▶ [Written instruction]: Give these records again with every "Polygon shape" switched to "Polygon outline" and everything else unchanged. Leave the pictures out.

▶ [Given information]:

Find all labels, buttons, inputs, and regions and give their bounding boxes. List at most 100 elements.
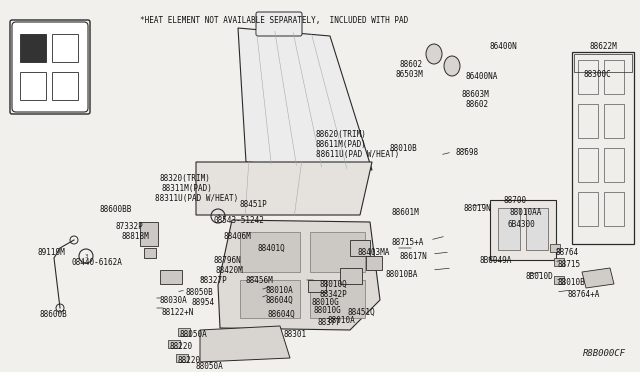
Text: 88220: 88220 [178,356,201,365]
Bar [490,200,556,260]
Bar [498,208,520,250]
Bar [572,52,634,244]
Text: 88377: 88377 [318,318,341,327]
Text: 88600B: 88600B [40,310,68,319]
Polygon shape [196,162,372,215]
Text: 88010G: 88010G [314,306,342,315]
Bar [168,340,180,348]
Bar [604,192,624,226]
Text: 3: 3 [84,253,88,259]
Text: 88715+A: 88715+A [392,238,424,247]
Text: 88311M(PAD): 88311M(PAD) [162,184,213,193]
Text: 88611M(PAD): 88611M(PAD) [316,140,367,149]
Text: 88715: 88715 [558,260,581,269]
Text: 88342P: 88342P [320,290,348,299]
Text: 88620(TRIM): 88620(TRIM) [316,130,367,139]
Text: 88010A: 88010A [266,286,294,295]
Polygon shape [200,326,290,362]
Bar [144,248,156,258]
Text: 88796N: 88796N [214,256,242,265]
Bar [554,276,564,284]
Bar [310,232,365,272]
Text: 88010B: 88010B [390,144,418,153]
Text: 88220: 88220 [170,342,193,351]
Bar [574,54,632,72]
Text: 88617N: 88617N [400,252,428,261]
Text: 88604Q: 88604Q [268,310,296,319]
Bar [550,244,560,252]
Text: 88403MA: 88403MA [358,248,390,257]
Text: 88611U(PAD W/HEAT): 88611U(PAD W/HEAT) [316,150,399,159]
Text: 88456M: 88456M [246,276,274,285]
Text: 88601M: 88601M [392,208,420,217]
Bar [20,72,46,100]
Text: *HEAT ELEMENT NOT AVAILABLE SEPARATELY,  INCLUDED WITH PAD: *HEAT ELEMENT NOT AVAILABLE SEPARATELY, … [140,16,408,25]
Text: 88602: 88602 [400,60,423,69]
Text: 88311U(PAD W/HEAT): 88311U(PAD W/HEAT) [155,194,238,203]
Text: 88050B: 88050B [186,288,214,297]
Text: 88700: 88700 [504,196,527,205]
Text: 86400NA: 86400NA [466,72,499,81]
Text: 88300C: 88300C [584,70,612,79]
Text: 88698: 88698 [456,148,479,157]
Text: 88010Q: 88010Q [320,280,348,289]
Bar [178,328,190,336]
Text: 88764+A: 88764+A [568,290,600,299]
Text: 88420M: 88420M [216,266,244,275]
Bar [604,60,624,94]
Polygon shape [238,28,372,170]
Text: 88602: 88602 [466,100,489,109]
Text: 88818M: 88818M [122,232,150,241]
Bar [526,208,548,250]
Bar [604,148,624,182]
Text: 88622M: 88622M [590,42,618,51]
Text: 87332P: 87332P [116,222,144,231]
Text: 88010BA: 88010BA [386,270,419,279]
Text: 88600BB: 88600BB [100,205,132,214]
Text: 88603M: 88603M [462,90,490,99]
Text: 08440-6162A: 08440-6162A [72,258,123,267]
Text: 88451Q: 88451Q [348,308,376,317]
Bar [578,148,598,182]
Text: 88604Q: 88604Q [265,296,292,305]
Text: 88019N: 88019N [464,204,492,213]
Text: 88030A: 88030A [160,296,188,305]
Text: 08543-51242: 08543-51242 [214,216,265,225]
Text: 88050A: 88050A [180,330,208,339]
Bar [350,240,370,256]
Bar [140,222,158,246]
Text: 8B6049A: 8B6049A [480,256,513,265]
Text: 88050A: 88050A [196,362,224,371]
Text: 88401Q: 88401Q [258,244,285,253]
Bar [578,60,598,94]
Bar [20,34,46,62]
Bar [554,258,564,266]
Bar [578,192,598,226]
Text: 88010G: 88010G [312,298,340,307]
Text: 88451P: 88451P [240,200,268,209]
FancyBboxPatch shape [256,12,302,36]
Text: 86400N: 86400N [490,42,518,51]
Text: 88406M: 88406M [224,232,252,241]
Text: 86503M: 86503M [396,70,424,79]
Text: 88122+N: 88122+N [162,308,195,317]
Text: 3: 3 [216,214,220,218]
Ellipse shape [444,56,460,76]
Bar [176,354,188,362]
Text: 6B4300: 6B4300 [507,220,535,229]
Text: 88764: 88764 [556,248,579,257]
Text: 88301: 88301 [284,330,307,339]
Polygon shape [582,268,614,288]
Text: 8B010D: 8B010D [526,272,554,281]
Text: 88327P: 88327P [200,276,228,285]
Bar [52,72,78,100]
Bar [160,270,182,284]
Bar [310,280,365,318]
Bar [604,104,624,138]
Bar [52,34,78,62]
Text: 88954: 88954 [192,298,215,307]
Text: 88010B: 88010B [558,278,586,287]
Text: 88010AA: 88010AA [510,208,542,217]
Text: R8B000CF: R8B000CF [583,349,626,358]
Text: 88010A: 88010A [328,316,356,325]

▶ [Task solution]:
Find all labels, buttons, inputs, and regions and give their bounding boxes. List at most 100 elements.
Text: 88220: 88220 [178,356,201,365]
Bar [490,200,556,260]
Bar [498,208,520,250]
Bar [572,52,634,244]
Text: 88377: 88377 [318,318,341,327]
Text: 88600B: 88600B [40,310,68,319]
Polygon outline [196,162,372,215]
Text: 88010G: 88010G [314,306,342,315]
Bar [168,340,180,348]
Bar [604,192,624,226]
Text: 3: 3 [84,253,88,259]
Text: 88715+A: 88715+A [392,238,424,247]
Text: 88311M(PAD): 88311M(PAD) [162,184,213,193]
Text: 88611M(PAD): 88611M(PAD) [316,140,367,149]
Text: 88715: 88715 [558,260,581,269]
Text: 88342P: 88342P [320,290,348,299]
Text: 88620(TRIM): 88620(TRIM) [316,130,367,139]
Text: 88010A: 88010A [266,286,294,295]
Polygon outline [200,326,290,362]
Bar [144,248,156,258]
Text: 88796N: 88796N [214,256,242,265]
Bar [554,276,564,284]
Bar [310,232,365,272]
Text: 88010B: 88010B [390,144,418,153]
Text: 88220: 88220 [170,342,193,351]
Bar [574,54,632,72]
Text: 88617N: 88617N [400,252,428,261]
Text: 88604Q: 88604Q [268,310,296,319]
Bar [550,244,560,252]
Text: 88403MA: 88403MA [358,248,390,257]
Text: 88611U(PAD W/HEAT): 88611U(PAD W/HEAT) [316,150,399,159]
Text: 88456M: 88456M [246,276,274,285]
Text: 88601M: 88601M [392,208,420,217]
Bar [20,72,46,100]
Text: *HEAT ELEMENT NOT AVAILABLE SEPARATELY,  INCLUDED WITH PAD: *HEAT ELEMENT NOT AVAILABLE SEPARATELY, … [140,16,408,25]
Text: 88602: 88602 [400,60,423,69]
Text: 88311U(PAD W/HEAT): 88311U(PAD W/HEAT) [155,194,238,203]
Text: 88050B: 88050B [186,288,214,297]
Text: 88700: 88700 [504,196,527,205]
Text: 86400NA: 86400NA [466,72,499,81]
Text: 88300C: 88300C [584,70,612,79]
Text: 88698: 88698 [456,148,479,157]
Text: 88010Q: 88010Q [320,280,348,289]
Bar [178,328,190,336]
Text: 88764+A: 88764+A [568,290,600,299]
Text: 88420M: 88420M [216,266,244,275]
Bar [604,60,624,94]
Polygon outline [238,28,372,170]
Text: 88602: 88602 [466,100,489,109]
Text: 88818M: 88818M [122,232,150,241]
Bar [526,208,548,250]
Bar [604,148,624,182]
Text: 88622M: 88622M [590,42,618,51]
Text: 87332P: 87332P [116,222,144,231]
Text: 88010BA: 88010BA [386,270,419,279]
Text: 88600BB: 88600BB [100,205,132,214]
Text: 88603M: 88603M [462,90,490,99]
Text: 08440-6162A: 08440-6162A [72,258,123,267]
Text: 88451Q: 88451Q [348,308,376,317]
Bar [578,148,598,182]
Text: 88604Q: 88604Q [265,296,292,305]
Text: 88019N: 88019N [464,204,492,213]
Text: 88030A: 88030A [160,296,188,305]
Text: 08543-51242: 08543-51242 [214,216,265,225]
Text: 88050A: 88050A [180,330,208,339]
Bar [350,240,370,256]
Bar [140,222,158,246]
Text: 8B6049A: 8B6049A [480,256,513,265]
Text: 88050A: 88050A [196,362,224,371]
Text: 88401Q: 88401Q [258,244,285,253]
Bar [578,60,598,94]
Bar [20,34,46,62]
Bar [554,258,564,266]
Bar [578,192,598,226]
Text: 88010G: 88010G [312,298,340,307]
Text: 88451P: 88451P [240,200,268,209]
FancyBboxPatch shape [256,12,302,36]
Text: 86400N: 86400N [490,42,518,51]
Text: 88406M: 88406M [224,232,252,241]
Text: 86503M: 86503M [396,70,424,79]
Text: 88122+N: 88122+N [162,308,195,317]
Text: 3: 3 [216,214,220,218]
Ellipse shape [444,56,460,76]
Bar [176,354,188,362]
Text: 6B4300: 6B4300 [507,220,535,229]
Text: 88764: 88764 [556,248,579,257]
Text: 88301: 88301 [284,330,307,339]
Polygon outline [582,268,614,288]
Text: 8B010D: 8B010D [526,272,554,281]
Text: 88327P: 88327P [200,276,228,285]
Bar [52,72,78,100]
Bar [160,270,182,284]
Bar [310,280,365,318]
Bar [604,104,624,138]
Bar [52,34,78,62]
Text: 88954: 88954 [192,298,215,307]
Text: 88010B: 88010B [558,278,586,287]
Text: 88010AA: 88010AA [510,208,542,217]
Text: R8B000CF: R8B000CF [583,349,626,358]
Text: 88010A: 88010A [328,316,356,325]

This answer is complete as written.